Input for this task:
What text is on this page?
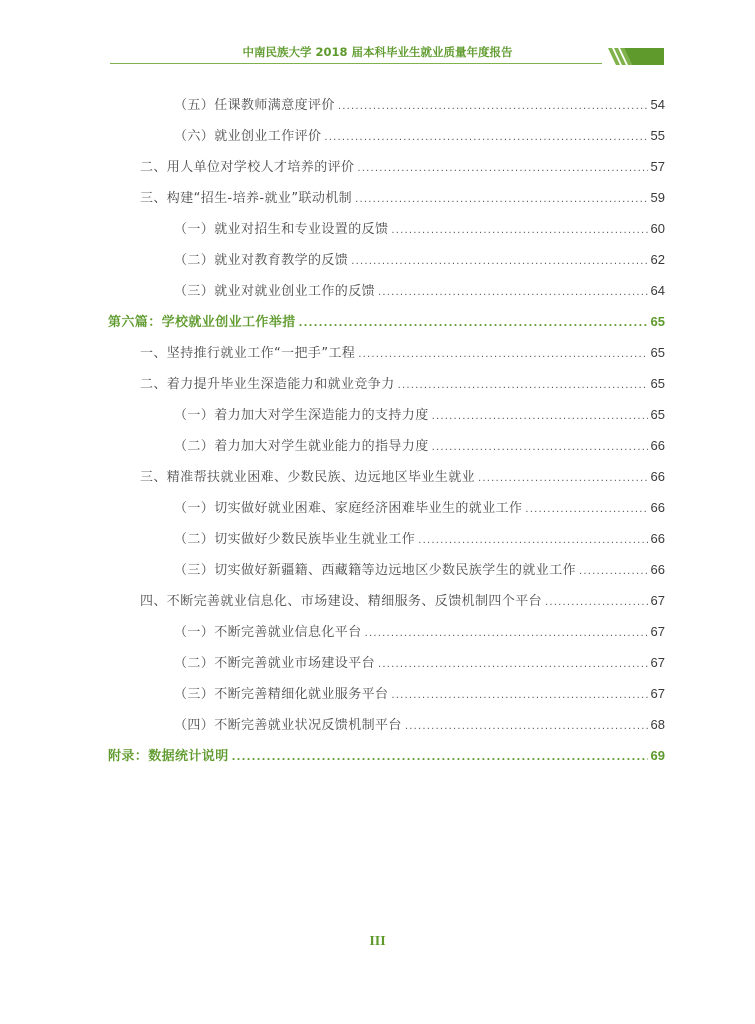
中南民族大学 2018 届本科毕业生就业质量年度报告
（五）任课教师满意度评价 .....	54
（六）就业创业工作评价 .....	55
二、用人单位对学校人才培养的评价 .....	57
三、构建“招生-培养-就业”联动机制 .....	59
（一）就业对招生和专业设置的反馈 .....	60
（二）就业对教育教学的反馈 .....	62
（三）就业对就业创业工作的反馈 .....	64
第六篇：学校就业创业工作举措 .....	65
一、坚持推行就业工作“一把手”工程 .....	65
二、着力提升毕业生深造能力和就业竞争力 .....	65
（一）着力加大对学生深造能力的支持力度 .....	65
（二）着力加大对学生就业能力的指导力度 .....	66
三、精准帮扶就业困难、少数民族、边远地区毕业生就业 .....	66
（一）切实做好就业困难、家庭经济困难毕业生的就业工作 .....	66
（二）切实做好少数民族毕业生就业工作 .....	66
（三）切实做好新疆籍、西藏籍等边远地区少数民族学生的就业工作 .....	66
四、不断完善就业信息化、市场建设、精细服务、反馈机制四个平台 .....	67
（一）不断完善就业信息化平台 .....	67
（二）不断完善就业市场建设平台 .....	67
（三）不断完善精细化就业服务平台 .....	67
（四）不断完善就业状况反馈机制平台 .....	68
附录：数据统计说明 .....	69
III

Directive: Every line above should be returned exactly; the pictures stay out.

Result for this exercise:
What text is on this page?
中南民族大学 2018 届本科毕业生就业质量年度报告
（五）任课教师满意度评价 .....	54
（六）就业创业工作评价 .....	55
二、用人单位对学校人才培养的评价 .....	57
三、构建“招生-培养-就业”联动机制 .....	59
（一）就业对招生和专业设置的反馈 .....	60
（二）就业对教育教学的反馈 .....	62
（三）就业对就业创业工作的反馈 .....	64
第六篇：学校就业创业工作举措 .....	65
一、坚持推行就业工作“一把手”工程 .....	65
二、着力提升毕业生深造能力和就业竞争力 .....	65
（一）着力加大对学生深造能力的支持力度 .....	65
（二）着力加大对学生就业能力的指导力度 .....	66
三、精准帮扶就业困难、少数民族、边远地区毕业生就业 .....	66
（一）切实做好就业困难、家庭经济困难毕业生的就业工作 .....	66
（二）切实做好少数民族毕业生就业工作 .....	66
（三）切实做好新疆籍、西藏籍等边远地区少数民族学生的就业工作 .....	66
四、不断完善就业信息化、市场建设、精细服务、反馈机制四个平台 .....	67
（一）不断完善就业信息化平台 .....	67
（二）不断完善就业市场建设平台 .....	67
（三）不断完善精细化就业服务平台 .....	67
（四）不断完善就业状况反馈机制平台 .....	68
附录：数据统计说明 .....	69
III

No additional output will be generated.